_Task instructions_
Sift the listing for lines that hold the string "github" and pull them out.

(Dataset records)
.....

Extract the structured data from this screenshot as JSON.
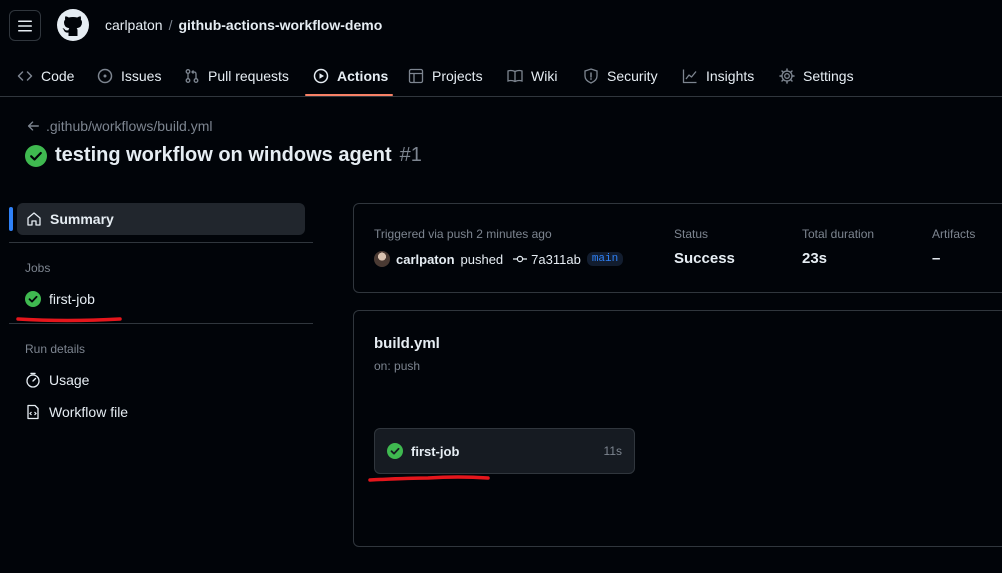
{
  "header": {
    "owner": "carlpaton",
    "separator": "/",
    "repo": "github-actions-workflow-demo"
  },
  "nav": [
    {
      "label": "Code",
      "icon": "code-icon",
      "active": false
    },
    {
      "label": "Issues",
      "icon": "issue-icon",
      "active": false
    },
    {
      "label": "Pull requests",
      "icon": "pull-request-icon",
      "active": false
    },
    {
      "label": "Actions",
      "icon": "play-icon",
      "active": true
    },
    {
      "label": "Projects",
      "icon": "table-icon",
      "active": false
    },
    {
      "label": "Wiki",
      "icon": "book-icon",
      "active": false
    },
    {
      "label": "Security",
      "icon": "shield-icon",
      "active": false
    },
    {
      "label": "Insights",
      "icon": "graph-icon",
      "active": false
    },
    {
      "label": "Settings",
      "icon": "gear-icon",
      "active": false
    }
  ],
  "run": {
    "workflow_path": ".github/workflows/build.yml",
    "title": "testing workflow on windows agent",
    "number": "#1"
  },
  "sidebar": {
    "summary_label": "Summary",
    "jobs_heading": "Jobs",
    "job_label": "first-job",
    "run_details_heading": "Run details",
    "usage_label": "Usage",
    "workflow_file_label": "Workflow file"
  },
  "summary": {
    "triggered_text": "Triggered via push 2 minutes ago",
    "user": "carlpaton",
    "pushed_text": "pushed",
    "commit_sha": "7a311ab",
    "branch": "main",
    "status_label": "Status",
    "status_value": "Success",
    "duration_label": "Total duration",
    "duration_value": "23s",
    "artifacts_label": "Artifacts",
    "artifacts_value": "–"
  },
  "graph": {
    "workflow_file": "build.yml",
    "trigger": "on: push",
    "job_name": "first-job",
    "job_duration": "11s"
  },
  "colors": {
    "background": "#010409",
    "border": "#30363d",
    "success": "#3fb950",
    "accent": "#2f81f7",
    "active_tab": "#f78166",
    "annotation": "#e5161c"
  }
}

.....

_Correct answer_
    "repo": "github-actions-workflow-demo"
    "workflow_path": ".github/workflows/build.yml",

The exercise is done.